Spot each line in the records below where the word "type" occurs, then copy it.
◆ ◆ ◆ ◆ ◆ ◆ ◆
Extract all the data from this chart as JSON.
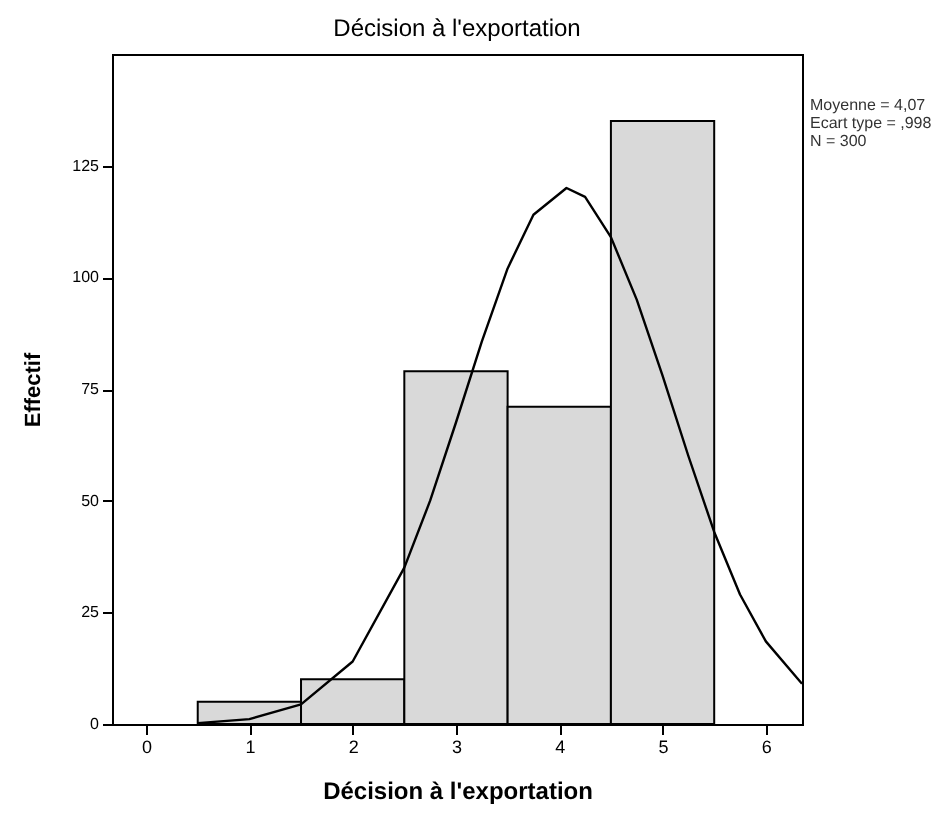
{
  "chart_data": {
    "type": "histogram",
    "title": "Décision à l'exportation",
    "xlabel": "Décision à l'exportation",
    "ylabel": "Effectif",
    "bins": [
      0.5,
      1.5,
      2.5,
      3.5,
      4.5,
      5.5
    ],
    "values": [
      5,
      10,
      79,
      71,
      135
    ],
    "color": "#d9d9d9",
    "series": [
      {
        "type": "line",
        "color": "#000000",
        "x": [
          0.5,
          1.0,
          1.5,
          2.0,
          2.5,
          2.75,
          3.0,
          3.25,
          3.5,
          3.75,
          4.07,
          4.25,
          4.5,
          4.75,
          5.0,
          5.25,
          5.5,
          5.75,
          6.0,
          6.35
        ],
        "values": [
          0.2,
          1.1,
          4.4,
          14,
          35,
          50,
          67.5,
          85.6,
          102,
          114,
          120,
          118,
          109,
          95,
          78,
          60,
          43,
          29,
          18.5,
          9
        ]
      }
    ],
    "annotations": [
      "Moyenne = 4,07",
      "Ecart type = ,998",
      "N = 300"
    ],
    "xlim": [
      -0.33,
      6.35
    ],
    "ylim": [
      0,
      150
    ],
    "xticks": [
      0,
      1,
      2,
      3,
      4,
      5,
      6
    ],
    "yticks": [
      0,
      25,
      50,
      75,
      100,
      125
    ],
    "grid": false
  }
}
◆ ◆ ◆ ◆ ◆ ◆ ◆
**WRITTEN SOLUTION**
    "type": "histogram",
        "type": "line",
      "Ecart type = ,998",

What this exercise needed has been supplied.